== Your instructions ==
Extract all lines containing "communication".

Dataset records:
** Begin **
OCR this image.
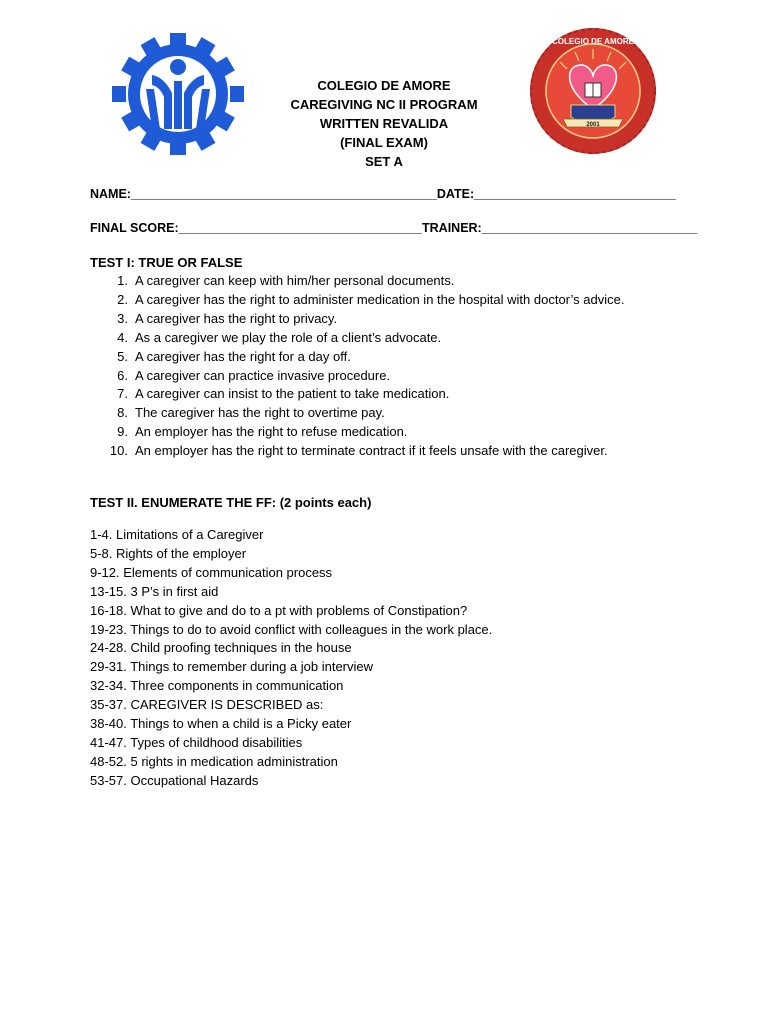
COLEGIO DE AMORE
2001
COLEGIO DE AMORE
CAREGIVING NC II PROGRAM
WRITTEN REVALIDA
(FINAL EXAM)
SET A
NAME:____________________________________________DATE:_____________________________
FINAL SCORE:___________________________________TRAINER:_______________________________
TEST I: TRUE OR FALSE
1. A caregiver can keep with him/her personal documents.
2. A caregiver has the right to administer medication in the hospital with doctor’s advice.
3. A caregiver has the right to privacy.
4. As a caregiver we play the role of a client’s advocate.
5. A caregiver has the right for a day off.
6. A caregiver can practice invasive procedure.
7. A caregiver can insist to the patient to take medication.
8. The caregiver has the right to overtime pay.
9. An employer has the right to refuse medication.
10. An employer has the right to terminate contract if it feels unsafe with the caregiver.
TEST II. ENUMERATE THE FF: (2 points each)
1-4. Limitations of a Caregiver
5-8. Rights of the employer
9-12. Elements of communication process
13-15. 3 P’s in first aid
16-18. What to give and do to a pt with problems of Constipation?
19-23. Things to do to avoid conflict with colleagues in the work place.
24-28. Child proofing techniques in the house
29-31. Things to remember during a job interview
32-34. Three components in communication
35-37. CAREGIVER IS DESCRIBED as:
38-40. Things to when a child is a Picky eater
41-47. Types of childhood disabilities
48-52. 5 rights in medication administration
53-57. Occupational Hazards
** End **
== Reply ==
9-12. Elements of communication process
32-34. Three components in communication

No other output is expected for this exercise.